Given exercise:
Show each line from the listing that includes the word "name".

(Excerpts from a figure dataset)
◇ ◇ ◇

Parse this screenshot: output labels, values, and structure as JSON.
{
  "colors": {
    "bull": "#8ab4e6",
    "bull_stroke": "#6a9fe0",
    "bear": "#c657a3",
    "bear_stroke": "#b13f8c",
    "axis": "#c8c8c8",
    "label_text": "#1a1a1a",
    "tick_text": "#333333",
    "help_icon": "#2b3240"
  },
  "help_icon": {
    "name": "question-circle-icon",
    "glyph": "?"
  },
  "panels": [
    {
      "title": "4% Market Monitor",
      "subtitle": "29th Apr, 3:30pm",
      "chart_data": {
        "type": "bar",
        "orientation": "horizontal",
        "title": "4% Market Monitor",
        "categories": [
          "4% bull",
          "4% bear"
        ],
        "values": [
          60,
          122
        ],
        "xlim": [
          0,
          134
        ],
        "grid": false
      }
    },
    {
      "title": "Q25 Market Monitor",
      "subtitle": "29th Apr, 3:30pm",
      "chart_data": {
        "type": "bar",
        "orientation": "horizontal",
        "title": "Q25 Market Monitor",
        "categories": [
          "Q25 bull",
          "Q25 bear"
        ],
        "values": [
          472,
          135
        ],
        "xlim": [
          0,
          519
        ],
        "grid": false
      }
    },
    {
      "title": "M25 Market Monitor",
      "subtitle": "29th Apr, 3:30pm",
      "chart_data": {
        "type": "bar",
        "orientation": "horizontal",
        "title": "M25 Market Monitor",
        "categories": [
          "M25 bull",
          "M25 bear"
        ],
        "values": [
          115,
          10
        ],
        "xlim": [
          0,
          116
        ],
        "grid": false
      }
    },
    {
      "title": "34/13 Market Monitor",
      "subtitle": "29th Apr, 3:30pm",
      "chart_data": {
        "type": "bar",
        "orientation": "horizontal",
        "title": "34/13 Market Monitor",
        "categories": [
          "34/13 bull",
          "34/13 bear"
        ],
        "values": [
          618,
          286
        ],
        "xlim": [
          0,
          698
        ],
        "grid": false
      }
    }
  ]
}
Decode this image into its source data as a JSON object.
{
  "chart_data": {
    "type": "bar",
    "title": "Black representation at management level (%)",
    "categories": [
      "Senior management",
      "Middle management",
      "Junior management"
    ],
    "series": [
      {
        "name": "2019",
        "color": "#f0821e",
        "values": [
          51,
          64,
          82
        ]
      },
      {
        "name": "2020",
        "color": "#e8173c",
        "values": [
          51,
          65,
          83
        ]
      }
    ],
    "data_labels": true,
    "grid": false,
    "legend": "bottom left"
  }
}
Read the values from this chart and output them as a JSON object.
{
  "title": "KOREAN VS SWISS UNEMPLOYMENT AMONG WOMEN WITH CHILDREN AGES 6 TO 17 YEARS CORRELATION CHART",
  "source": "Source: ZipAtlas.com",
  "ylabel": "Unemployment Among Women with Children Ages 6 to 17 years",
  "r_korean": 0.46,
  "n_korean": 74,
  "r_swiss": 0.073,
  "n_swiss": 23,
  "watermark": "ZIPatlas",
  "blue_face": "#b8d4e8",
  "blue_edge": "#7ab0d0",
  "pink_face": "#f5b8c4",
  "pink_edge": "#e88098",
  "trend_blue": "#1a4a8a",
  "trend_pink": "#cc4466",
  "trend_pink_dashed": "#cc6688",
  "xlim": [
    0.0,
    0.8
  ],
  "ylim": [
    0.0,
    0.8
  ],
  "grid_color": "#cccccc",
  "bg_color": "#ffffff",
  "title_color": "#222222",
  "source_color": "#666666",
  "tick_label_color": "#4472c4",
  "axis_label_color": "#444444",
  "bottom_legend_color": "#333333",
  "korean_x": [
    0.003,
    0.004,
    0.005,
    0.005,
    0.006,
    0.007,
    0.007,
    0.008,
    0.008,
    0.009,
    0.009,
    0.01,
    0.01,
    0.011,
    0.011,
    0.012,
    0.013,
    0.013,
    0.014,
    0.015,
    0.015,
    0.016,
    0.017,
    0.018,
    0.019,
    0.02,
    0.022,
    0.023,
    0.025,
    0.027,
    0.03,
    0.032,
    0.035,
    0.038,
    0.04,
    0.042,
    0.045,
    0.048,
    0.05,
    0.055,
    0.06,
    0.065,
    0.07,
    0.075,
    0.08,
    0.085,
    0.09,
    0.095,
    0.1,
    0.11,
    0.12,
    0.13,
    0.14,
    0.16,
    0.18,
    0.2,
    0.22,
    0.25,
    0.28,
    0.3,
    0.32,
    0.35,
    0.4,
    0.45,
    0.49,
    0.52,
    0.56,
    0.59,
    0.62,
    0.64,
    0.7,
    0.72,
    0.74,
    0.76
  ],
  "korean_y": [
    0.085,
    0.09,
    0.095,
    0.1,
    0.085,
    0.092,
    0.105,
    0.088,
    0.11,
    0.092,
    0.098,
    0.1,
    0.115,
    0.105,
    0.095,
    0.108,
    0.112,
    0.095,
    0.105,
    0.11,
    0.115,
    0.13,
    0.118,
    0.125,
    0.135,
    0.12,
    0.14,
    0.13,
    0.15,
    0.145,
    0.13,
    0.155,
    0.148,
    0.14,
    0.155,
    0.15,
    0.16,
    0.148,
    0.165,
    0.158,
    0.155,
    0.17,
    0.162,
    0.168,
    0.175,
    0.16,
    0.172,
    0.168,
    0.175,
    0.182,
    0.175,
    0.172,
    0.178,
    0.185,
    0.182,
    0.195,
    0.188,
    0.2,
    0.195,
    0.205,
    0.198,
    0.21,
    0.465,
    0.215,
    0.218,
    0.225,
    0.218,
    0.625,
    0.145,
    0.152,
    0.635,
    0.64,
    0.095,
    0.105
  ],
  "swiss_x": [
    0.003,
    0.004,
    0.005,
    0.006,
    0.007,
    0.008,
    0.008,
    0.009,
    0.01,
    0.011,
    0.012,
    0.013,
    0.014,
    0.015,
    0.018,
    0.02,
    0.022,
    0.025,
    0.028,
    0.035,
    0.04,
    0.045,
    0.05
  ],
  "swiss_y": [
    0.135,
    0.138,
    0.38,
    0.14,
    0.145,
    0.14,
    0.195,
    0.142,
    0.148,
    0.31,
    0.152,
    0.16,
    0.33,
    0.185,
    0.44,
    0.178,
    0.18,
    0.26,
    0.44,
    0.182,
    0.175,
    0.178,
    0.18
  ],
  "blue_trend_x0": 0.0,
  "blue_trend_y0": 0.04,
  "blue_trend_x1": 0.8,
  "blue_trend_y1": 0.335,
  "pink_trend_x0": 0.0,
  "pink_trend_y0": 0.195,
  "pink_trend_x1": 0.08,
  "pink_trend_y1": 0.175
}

◇ ◇ ◇

Reply to the exercise:
    "name": "question-circle-icon",
        "name": "2019",
        "name": "2020",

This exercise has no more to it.